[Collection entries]
########
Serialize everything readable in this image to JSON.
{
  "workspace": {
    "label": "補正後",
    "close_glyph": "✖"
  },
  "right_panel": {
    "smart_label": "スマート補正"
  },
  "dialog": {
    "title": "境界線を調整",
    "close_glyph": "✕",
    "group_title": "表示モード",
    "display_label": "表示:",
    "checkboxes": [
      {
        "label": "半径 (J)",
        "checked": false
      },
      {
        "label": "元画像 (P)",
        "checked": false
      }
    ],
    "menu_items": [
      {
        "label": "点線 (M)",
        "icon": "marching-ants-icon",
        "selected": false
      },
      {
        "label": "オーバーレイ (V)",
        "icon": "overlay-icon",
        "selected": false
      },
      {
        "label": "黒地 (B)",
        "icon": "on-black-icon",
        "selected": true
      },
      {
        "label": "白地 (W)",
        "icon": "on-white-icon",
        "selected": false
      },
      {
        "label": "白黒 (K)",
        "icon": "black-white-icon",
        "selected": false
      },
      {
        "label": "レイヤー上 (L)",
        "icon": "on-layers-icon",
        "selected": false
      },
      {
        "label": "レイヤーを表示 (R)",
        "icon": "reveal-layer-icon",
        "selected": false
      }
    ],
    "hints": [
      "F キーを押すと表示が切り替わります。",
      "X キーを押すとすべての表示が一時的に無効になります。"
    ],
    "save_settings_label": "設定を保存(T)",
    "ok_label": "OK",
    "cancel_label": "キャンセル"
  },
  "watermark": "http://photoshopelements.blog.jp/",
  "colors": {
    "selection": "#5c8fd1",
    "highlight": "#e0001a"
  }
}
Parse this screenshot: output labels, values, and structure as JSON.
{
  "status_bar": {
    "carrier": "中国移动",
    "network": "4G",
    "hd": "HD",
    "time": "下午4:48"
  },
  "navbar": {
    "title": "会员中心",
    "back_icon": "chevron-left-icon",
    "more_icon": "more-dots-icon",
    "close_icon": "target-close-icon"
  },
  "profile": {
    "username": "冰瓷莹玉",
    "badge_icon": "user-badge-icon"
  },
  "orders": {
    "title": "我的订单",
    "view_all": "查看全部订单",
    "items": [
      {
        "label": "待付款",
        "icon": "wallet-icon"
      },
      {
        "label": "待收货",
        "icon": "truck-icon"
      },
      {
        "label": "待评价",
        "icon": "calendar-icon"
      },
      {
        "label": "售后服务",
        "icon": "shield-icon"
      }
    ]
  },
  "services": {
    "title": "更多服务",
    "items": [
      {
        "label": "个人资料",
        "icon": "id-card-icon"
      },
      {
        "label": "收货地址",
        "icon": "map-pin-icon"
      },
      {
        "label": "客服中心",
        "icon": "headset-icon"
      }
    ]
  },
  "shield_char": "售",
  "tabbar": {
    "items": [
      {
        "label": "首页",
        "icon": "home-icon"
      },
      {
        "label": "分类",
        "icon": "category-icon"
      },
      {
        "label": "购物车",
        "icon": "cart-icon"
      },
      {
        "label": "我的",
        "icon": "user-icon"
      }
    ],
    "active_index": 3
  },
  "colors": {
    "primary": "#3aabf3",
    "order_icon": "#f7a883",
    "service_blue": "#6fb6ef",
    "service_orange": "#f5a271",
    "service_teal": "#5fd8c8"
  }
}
########
— Work instructions —
Return each line in the records that holds the string "white".

— Task output —
        "icon": "on-white-icon",
        "icon": "black-white-icon",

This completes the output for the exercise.